** Stored dataset items **
┄┄┄┄┄┄

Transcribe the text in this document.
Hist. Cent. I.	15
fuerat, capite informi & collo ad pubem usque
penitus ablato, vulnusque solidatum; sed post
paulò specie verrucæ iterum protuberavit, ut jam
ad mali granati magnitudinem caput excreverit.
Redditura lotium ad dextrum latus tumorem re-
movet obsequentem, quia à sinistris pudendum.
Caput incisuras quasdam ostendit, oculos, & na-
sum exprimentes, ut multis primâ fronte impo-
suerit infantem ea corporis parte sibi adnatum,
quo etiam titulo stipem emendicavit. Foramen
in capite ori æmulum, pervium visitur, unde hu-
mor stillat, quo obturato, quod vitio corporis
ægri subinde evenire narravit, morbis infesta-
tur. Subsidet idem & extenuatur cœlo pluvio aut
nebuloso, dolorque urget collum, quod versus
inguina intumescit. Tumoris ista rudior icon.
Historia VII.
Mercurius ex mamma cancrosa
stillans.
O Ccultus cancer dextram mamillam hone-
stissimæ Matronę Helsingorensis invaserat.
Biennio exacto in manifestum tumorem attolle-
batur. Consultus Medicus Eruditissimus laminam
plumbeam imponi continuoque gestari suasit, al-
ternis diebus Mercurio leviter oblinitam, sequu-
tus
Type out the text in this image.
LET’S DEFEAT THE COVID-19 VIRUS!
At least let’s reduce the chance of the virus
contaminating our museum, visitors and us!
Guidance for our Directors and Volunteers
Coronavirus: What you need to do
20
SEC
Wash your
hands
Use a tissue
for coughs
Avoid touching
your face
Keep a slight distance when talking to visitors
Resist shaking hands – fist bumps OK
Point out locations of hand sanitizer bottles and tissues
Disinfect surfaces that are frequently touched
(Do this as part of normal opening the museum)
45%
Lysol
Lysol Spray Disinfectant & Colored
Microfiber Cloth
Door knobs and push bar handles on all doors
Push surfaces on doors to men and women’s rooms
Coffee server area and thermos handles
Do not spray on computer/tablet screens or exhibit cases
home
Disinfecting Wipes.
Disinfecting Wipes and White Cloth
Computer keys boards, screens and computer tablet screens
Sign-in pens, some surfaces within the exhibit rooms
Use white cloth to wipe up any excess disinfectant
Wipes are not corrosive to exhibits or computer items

┄┄┄┄┄┄

** Requirement **
Every entry above needs to be duplicated exactly.

** Worked solution **
Transcribe the text in this document.
Hist. Cent. I.	15
fuerat, capite informi & collo ad pubem usque
penitus ablato, vulnusque solidatum; sed post
paulò specie verrucæ iterum protuberavit, ut jam
ad mali granati magnitudinem caput excreverit.
Redditura lotium ad dextrum latus tumorem re-
movet obsequentem, quia à sinistris pudendum.
Caput incisuras quasdam ostendit, oculos, & na-
sum exprimentes, ut multis primâ fronte impo-
suerit infantem ea corporis parte sibi adnatum,
quo etiam titulo stipem emendicavit. Foramen
in capite ori æmulum, pervium visitur, unde hu-
mor stillat, quo obturato, quod vitio corporis
ægri subinde evenire narravit, morbis infesta-
tur. Subsidet idem & extenuatur cœlo pluvio aut
nebuloso, dolorque urget collum, quod versus
inguina intumescit. Tumoris ista rudior icon.
Historia VII.
Mercurius ex mamma cancrosa
stillans.
O Ccultus cancer dextram mamillam hone-
stissimæ Matronę Helsingorensis invaserat.
Biennio exacto in manifestum tumorem attolle-
batur. Consultus Medicus Eruditissimus laminam
plumbeam imponi continuoque gestari suasit, al-
ternis diebus Mercurio leviter oblinitam, sequu-
tus
Type out the text in this image.
LET’S DEFEAT THE COVID-19 VIRUS!
At least let’s reduce the chance of the virus
contaminating our museum, visitors and us!
Guidance for our Directors and Volunteers
Coronavirus: What you need to do
20
SEC
Wash your
hands
Use a tissue
for coughs
Avoid touching
your face
Keep a slight distance when talking to visitors
Resist shaking hands – fist bumps OK
Point out locations of hand sanitizer bottles and tissues
Disinfect surfaces that are frequently touched
(Do this as part of normal opening the museum)
45%
Lysol
Lysol Spray Disinfectant & Colored
Microfiber Cloth
Door knobs and push bar handles on all doors
Push surfaces on doors to men and women’s rooms
Coffee server area and thermos handles
Do not spray on computer/tablet screens or exhibit cases
home
Disinfecting Wipes.
Disinfecting Wipes and White Cloth
Computer keys boards, screens and computer tablet screens
Sign-in pens, some surfaces within the exhibit rooms
Use white cloth to wipe up any excess disinfectant
Wipes are not corrosive to exhibits or computer items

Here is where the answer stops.